> _Problem to work on_:
In the entries, find all lines that hold the word "dash" and copy them.

Data entries for graphics:
━━━━━━━━
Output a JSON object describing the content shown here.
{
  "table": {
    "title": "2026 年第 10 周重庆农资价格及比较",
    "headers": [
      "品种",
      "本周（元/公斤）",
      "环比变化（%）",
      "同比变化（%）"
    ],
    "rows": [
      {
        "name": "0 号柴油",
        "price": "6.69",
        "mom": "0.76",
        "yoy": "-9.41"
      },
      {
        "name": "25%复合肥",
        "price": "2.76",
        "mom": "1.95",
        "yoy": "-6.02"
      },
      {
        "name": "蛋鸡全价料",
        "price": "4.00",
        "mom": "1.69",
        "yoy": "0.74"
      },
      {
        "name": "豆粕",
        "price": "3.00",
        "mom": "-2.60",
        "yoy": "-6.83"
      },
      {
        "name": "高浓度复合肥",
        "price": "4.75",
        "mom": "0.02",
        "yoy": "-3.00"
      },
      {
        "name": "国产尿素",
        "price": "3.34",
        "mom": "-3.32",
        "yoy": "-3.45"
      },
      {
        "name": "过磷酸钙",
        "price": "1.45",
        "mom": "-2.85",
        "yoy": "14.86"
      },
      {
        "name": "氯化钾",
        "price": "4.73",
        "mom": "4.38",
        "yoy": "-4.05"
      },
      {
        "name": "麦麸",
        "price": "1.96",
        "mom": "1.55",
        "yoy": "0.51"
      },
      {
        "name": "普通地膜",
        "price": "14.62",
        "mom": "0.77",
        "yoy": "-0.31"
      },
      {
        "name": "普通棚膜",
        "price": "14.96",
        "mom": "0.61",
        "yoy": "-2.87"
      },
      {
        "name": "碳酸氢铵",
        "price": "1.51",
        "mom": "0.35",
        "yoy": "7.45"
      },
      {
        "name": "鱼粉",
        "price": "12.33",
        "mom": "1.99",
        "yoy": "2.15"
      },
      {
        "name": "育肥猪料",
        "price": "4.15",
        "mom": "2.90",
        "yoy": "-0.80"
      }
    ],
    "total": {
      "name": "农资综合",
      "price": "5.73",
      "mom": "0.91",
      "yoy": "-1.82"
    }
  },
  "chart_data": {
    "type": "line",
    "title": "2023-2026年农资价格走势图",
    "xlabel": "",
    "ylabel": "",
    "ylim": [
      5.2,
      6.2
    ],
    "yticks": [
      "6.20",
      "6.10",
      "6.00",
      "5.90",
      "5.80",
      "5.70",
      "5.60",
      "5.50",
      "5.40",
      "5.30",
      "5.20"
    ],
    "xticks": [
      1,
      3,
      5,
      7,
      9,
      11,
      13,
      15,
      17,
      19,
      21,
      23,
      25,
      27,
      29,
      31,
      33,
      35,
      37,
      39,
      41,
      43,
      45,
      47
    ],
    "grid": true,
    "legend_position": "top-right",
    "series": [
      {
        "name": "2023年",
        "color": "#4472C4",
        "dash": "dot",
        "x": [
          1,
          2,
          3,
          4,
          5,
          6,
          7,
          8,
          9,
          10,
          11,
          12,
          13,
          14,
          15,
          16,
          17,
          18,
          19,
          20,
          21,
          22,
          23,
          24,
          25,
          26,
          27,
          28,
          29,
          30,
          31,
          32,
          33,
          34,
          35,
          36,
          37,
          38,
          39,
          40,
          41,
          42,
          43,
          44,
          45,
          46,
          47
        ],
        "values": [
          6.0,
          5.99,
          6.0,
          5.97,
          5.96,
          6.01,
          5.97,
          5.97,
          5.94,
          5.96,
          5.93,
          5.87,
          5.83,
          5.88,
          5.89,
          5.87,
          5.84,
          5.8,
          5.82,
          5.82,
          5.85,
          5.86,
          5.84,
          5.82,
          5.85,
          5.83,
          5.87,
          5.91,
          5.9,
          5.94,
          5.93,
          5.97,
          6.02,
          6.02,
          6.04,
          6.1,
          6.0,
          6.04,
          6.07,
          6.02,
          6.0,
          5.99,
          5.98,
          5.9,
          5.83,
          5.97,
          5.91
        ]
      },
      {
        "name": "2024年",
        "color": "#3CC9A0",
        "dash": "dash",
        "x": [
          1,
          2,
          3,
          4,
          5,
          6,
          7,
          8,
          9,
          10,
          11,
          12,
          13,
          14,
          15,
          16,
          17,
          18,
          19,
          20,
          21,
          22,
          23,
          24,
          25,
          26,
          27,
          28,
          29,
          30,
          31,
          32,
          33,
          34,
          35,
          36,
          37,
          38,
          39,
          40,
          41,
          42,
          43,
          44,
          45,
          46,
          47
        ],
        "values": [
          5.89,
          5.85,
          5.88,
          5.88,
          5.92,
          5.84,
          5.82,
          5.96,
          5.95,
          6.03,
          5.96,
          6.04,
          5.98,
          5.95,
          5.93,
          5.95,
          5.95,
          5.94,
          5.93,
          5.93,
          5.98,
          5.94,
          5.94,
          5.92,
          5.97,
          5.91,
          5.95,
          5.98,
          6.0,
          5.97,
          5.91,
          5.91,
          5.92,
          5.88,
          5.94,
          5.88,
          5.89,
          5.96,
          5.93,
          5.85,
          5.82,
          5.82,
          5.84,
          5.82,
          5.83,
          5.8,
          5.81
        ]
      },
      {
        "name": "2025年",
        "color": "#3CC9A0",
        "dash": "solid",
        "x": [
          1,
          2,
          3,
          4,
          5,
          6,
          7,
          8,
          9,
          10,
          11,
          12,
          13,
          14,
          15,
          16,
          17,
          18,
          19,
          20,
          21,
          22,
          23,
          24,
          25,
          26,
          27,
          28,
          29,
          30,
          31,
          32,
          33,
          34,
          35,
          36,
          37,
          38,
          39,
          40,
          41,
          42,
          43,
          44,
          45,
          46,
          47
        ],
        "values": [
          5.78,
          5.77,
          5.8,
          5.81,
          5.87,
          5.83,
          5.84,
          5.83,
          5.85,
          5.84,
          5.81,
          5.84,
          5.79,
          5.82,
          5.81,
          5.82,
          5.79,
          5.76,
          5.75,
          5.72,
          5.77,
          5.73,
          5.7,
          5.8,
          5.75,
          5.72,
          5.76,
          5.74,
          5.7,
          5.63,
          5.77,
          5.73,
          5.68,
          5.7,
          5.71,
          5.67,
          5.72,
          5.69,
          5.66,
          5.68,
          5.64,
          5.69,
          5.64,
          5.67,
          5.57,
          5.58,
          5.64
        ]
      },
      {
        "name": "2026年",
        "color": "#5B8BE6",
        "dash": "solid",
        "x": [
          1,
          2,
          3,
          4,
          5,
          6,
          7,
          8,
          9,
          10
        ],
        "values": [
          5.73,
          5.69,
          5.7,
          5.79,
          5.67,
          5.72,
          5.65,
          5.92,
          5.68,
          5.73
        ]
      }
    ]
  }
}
━━━━━━━━
> _Answer in full_:
        "dash": "dot",
        "dash": "dash",
        "dash": "solid",
        "dash": "solid",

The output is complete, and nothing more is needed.